**Work to complete**
Search the records below for the word "Ease". Pull out each line that has it.

**Extracted entries**
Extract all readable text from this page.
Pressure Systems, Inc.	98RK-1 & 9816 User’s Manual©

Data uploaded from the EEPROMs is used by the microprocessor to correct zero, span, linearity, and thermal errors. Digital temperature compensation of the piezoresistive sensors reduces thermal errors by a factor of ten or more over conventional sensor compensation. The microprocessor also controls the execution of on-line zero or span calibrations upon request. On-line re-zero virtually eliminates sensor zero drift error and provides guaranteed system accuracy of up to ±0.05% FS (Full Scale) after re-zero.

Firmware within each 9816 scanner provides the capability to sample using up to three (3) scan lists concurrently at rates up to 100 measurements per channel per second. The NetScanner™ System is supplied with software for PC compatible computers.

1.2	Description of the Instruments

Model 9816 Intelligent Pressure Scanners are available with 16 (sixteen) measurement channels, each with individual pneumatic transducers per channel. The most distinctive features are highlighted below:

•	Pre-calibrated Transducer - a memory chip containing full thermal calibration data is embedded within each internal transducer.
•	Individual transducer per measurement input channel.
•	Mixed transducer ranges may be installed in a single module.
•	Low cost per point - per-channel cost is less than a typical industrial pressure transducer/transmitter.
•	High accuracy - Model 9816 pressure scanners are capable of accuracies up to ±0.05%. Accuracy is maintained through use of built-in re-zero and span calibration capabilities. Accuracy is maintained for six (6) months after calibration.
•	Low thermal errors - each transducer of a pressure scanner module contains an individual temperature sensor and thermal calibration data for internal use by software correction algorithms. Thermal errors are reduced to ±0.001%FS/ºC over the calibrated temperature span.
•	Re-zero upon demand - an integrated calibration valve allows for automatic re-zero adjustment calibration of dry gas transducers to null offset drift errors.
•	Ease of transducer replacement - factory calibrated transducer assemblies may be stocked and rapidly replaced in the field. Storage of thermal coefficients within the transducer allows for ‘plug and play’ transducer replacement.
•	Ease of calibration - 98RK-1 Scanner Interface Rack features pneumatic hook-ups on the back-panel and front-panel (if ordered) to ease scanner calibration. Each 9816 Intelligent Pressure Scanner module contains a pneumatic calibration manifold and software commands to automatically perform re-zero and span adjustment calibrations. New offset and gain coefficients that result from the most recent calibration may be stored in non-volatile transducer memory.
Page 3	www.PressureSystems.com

**Answer to the problem**
•	Ease of transducer replacement - factory calibrated transducer assemblies may be stocked and rapidly replaced in the field. Storage of thermal coefficients within the transducer allows for ‘plug and play’ transducer replacement.
•	Ease of calibration - 98RK-1 Scanner Interface Rack features pneumatic hook-ups on the back-panel and front-panel (if ordered) to ease scanner calibration. Each 9816 Intelligent Pressure Scanner module contains a pneumatic calibration manifold and software commands to automatically perform re-zero and span adjustment calibrations. New offset and gain coefficients that result from the most recent calibration may be stored in non-volatile transducer memory.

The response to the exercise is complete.